> _Task requirements_
Write out every entry, unchanged. Skip any picture.

(Saved entries)

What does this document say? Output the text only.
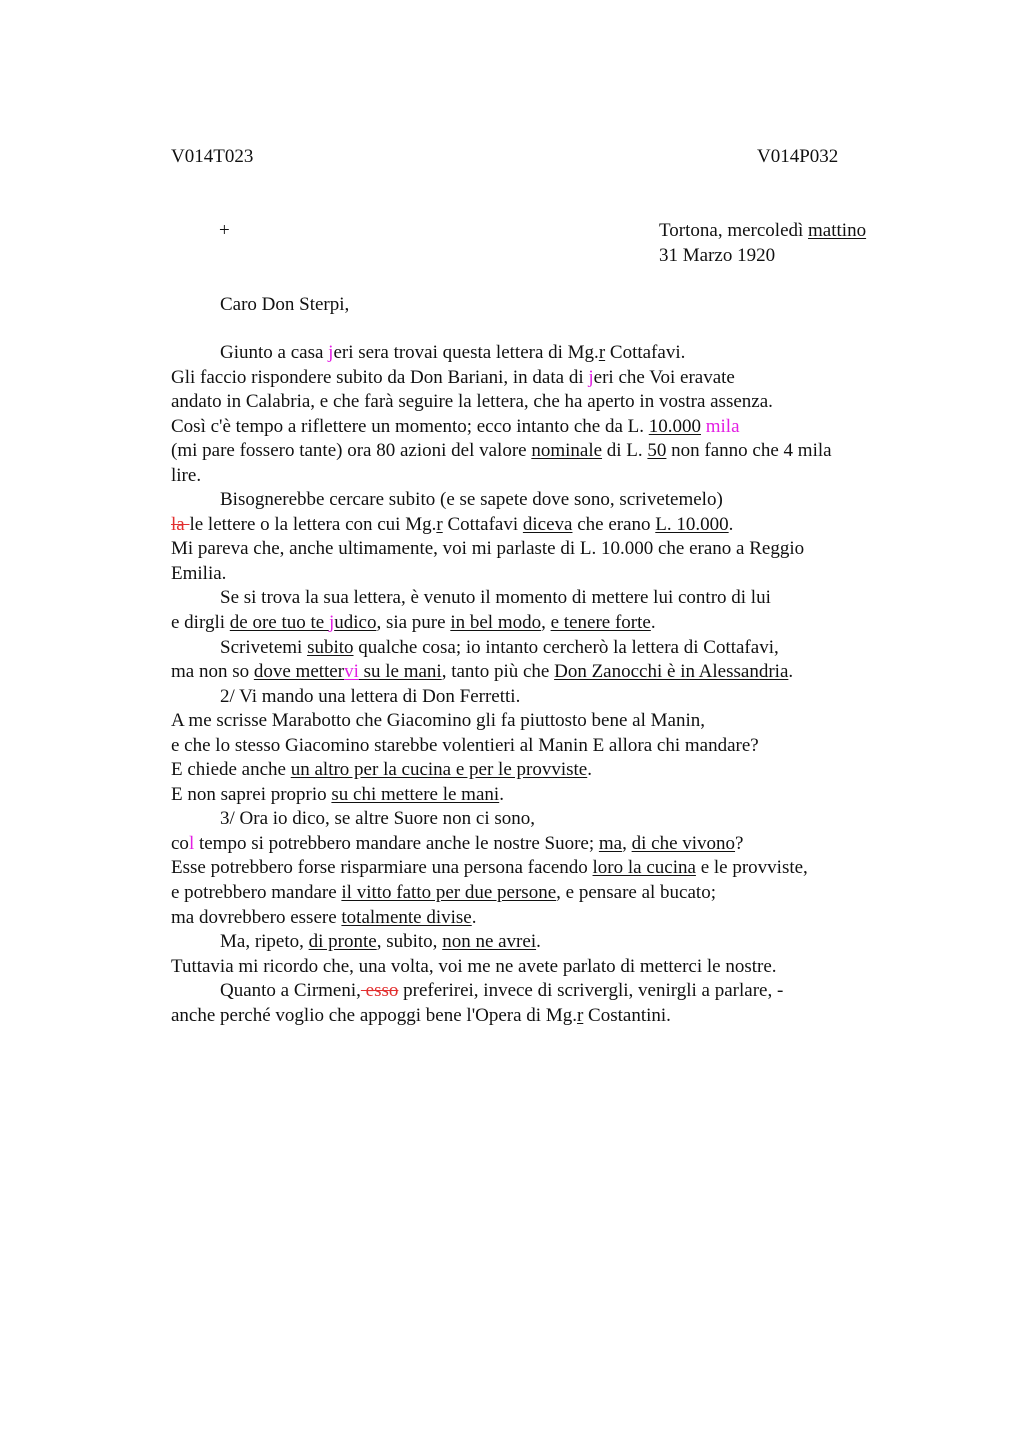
V014T023	V014P032
+	Tortona, mercoledì mattino
31 Marzo 1920
Caro Don Sterpi,
Giunto a casa jeri sera trovai questa lettera di Mg.r Cottafavi.
Gli faccio rispondere subito da Don Bariani, in data di jeri che Voi eravate
andato in Calabria, e che farà seguire la lettera, che ha aperto in vostra assenza.
Così c'è tempo a riflettere un momento; ecco intanto che da L. 10.000 mila
(mi pare fossero tante) ora 80 azioni del valore nominale di L. 50 non fanno che 4 mila
lire.
Bisognerebbe cercare subito (e se sapete dove sono, scrivetemelo)
la le lettere o la lettera con cui Mg.r Cottafavi diceva che erano L. 10.000.
Mi pareva che, anche ultimamente, voi mi parlaste di L. 10.000 che erano a Reggio
Emilia.
Se si trova la sua lettera, è venuto il momento di mettere lui contro di lui
e dirgli de ore tuo te judico, sia pure in bel modo, e tenere forte.
Scrivetemi subito qualche cosa; io intanto cercherò la lettera di Cottafavi,
ma non so dove mettervi su le mani, tanto più che Don Zanocchi è in Alessandria.
2/ Vi mando una lettera di Don Ferretti.
A me scrisse Marabotto che Giacomino gli fa piuttosto bene al Manin,
e che lo stesso Giacomino starebbe volentieri al Manin E allora chi mandare?
E chiede anche un altro per la cucina e per le provviste.
E non saprei proprio su chi mettere le mani.
3/ Ora io dico, se altre Suore non ci sono,
col tempo si potrebbero mandare anche le nostre Suore; ma, di che vivono?
Esse potrebbero forse risparmiare una persona facendo loro la cucina e le provviste,
e potrebbero mandare il vitto fatto per due persone, e pensare al bucato;
ma dovrebbero essere totalmente divise.
Ma, ripeto, di pronte, subito, non ne avrei.
Tuttavia mi ricordo che, una volta, voi me ne avete parlato di metterci le nostre.
Quanto a Cirmeni, esso preferirei, invece di scrivergli, venirgli a parlare, -
anche perché voglio che appoggi bene l'Opera di Mg.r Costantini.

> _Written reply_
What does this document say? Output the text only.
V014T023	V014P032
+	Tortona, mercoledì mattino
31 Marzo 1920
Caro Don Sterpi,
Giunto a casa jeri sera trovai questa lettera di Mg.r Cottafavi.
Gli faccio rispondere subito da Don Bariani, in data di jeri che Voi eravate
andato in Calabria, e che farà seguire la lettera, che ha aperto in vostra assenza.
Così c'è tempo a riflettere un momento; ecco intanto che da L. 10.000 mila
(mi pare fossero tante) ora 80 azioni del valore nominale di L. 50 non fanno che 4 mila
lire.
Bisognerebbe cercare subito (e se sapete dove sono, scrivetemelo)
la le lettere o la lettera con cui Mg.r Cottafavi diceva che erano L. 10.000.
Mi pareva che, anche ultimamente, voi mi parlaste di L. 10.000 che erano a Reggio
Emilia.
Se si trova la sua lettera, è venuto il momento di mettere lui contro di lui
e dirgli de ore tuo te judico, sia pure in bel modo, e tenere forte.
Scrivetemi subito qualche cosa; io intanto cercherò la lettera di Cottafavi,
ma non so dove mettervi su le mani, tanto più che Don Zanocchi è in Alessandria.
2/ Vi mando una lettera di Don Ferretti.
A me scrisse Marabotto che Giacomino gli fa piuttosto bene al Manin,
e che lo stesso Giacomino starebbe volentieri al Manin E allora chi mandare?
E chiede anche un altro per la cucina e per le provviste.
E non saprei proprio su chi mettere le mani.
3/ Ora io dico, se altre Suore non ci sono,
col tempo si potrebbero mandare anche le nostre Suore; ma, di che vivono?
Esse potrebbero forse risparmiare una persona facendo loro la cucina e le provviste,
e potrebbero mandare il vitto fatto per due persone, e pensare al bucato;
ma dovrebbero essere totalmente divise.
Ma, ripeto, di pronte, subito, non ne avrei.
Tuttavia mi ricordo che, una volta, voi me ne avete parlato di metterci le nostre.
Quanto a Cirmeni, esso preferirei, invece di scrivergli, venirgli a parlare, -
anche perché voglio che appoggi bene l'Opera di Mg.r Costantini.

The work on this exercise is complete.